- **SET PROBLEM**: In the listing that follows, how many lines contain "Cluster"? Give the number only.

·····

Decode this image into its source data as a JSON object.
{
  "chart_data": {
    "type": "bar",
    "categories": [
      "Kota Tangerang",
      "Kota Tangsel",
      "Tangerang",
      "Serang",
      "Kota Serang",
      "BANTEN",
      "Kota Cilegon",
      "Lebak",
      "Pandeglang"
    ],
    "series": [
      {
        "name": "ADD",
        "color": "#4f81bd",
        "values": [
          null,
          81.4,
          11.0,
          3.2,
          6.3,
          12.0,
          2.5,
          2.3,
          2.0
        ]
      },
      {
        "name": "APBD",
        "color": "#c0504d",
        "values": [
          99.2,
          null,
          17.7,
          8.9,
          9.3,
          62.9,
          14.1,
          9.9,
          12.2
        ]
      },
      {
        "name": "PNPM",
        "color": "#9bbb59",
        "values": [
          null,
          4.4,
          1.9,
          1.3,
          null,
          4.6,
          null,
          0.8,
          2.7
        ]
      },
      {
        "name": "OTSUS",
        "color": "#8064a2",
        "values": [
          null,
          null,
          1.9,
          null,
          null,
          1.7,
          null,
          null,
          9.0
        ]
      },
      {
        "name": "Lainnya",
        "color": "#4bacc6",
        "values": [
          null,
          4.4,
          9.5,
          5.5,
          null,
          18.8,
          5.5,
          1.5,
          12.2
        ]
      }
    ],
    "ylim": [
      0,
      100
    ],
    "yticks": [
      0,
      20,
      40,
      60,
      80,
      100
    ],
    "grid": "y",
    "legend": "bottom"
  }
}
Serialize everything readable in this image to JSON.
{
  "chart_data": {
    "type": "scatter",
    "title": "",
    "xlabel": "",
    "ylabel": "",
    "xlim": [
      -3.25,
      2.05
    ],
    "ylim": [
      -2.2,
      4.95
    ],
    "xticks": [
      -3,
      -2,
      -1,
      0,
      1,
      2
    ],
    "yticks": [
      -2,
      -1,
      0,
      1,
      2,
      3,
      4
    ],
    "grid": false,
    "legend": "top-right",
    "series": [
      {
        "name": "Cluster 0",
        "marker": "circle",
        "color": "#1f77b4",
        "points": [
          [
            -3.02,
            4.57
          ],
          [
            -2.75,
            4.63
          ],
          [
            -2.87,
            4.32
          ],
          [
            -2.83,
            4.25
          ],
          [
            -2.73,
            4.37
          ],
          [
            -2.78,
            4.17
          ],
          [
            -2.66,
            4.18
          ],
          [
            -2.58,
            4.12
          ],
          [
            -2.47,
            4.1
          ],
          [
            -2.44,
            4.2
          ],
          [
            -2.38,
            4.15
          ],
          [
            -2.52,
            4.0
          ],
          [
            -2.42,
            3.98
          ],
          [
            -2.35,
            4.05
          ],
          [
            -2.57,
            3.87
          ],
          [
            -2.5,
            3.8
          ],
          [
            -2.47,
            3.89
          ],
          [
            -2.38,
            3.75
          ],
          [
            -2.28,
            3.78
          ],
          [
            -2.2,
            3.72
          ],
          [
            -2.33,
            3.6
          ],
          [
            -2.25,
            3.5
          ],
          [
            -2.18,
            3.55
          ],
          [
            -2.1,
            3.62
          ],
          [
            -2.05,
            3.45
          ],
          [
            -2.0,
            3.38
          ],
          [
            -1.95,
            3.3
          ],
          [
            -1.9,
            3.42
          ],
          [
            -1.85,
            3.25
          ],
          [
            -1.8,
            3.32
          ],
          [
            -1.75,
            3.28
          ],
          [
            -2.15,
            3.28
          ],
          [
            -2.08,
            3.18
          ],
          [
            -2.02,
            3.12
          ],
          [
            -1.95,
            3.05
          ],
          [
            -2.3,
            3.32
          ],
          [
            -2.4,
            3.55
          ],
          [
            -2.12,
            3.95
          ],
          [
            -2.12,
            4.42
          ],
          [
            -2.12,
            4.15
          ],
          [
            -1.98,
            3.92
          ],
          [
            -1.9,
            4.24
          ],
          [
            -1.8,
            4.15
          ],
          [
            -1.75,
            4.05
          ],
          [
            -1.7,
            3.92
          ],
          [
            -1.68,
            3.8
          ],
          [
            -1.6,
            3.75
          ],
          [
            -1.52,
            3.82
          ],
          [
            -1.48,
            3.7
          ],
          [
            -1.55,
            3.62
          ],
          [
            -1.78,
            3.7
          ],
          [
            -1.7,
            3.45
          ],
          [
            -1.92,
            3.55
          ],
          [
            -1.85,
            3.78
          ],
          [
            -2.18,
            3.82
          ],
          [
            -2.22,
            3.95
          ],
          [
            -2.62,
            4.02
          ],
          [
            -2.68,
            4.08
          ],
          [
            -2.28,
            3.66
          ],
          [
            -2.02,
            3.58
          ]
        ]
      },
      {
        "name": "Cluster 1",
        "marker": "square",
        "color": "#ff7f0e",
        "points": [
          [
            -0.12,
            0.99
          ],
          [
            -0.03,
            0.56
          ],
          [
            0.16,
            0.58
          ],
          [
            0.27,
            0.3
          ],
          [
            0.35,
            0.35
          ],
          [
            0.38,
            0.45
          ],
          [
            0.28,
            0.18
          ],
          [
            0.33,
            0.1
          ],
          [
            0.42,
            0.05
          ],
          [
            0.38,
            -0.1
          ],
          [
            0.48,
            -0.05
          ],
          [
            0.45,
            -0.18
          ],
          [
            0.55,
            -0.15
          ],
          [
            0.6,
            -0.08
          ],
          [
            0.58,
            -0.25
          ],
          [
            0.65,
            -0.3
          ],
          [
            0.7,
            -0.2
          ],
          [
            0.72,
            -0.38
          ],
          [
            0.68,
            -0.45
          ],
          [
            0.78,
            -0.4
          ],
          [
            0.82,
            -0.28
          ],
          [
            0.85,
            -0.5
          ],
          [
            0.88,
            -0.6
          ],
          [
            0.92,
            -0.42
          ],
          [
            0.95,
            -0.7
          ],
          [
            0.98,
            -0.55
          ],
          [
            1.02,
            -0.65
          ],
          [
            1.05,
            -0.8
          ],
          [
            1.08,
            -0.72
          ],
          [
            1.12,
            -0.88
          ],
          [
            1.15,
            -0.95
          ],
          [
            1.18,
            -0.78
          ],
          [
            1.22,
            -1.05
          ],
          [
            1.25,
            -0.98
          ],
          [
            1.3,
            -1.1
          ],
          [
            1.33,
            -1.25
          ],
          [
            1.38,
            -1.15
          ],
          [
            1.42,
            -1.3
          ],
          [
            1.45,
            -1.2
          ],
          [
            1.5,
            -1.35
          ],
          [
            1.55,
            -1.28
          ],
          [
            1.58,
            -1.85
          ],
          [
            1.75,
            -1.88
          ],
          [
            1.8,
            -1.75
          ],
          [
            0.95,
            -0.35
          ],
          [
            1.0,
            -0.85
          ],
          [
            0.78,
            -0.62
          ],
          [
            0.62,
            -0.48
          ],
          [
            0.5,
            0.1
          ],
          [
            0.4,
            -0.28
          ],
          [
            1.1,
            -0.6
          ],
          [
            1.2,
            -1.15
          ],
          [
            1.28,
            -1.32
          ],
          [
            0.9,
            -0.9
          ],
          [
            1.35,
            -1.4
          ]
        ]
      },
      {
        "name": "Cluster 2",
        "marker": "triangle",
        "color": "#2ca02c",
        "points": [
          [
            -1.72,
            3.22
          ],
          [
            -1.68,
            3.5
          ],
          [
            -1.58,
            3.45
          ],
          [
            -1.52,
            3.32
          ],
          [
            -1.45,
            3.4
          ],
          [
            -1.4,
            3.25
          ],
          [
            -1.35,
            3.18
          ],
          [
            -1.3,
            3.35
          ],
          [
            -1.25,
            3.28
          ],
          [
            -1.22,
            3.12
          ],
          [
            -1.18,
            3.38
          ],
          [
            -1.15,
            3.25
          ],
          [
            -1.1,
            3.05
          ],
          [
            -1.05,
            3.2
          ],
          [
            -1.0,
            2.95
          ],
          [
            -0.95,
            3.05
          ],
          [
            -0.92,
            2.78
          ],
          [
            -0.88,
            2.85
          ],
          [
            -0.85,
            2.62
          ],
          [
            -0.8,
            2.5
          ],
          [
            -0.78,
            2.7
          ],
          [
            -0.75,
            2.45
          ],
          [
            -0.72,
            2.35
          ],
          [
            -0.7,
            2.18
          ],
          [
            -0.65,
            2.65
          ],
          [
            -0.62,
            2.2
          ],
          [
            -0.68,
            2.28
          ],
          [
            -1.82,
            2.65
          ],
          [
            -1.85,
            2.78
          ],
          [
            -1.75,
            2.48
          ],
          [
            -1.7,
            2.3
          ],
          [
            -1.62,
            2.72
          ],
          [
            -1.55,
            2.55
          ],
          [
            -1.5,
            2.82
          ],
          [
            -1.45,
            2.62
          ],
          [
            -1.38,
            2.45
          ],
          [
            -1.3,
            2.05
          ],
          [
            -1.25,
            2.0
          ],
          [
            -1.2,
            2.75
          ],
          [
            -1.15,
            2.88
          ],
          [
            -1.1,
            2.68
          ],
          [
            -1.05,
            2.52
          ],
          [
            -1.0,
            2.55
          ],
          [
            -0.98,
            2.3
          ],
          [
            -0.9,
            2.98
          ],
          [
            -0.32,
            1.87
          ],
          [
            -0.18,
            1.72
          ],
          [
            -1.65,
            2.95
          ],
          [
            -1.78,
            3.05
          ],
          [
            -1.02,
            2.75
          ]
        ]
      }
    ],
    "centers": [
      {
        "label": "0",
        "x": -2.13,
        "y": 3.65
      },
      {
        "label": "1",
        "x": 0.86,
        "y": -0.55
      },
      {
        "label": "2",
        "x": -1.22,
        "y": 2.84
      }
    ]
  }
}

·····

- **ANSWER TO THIS TASK**: 3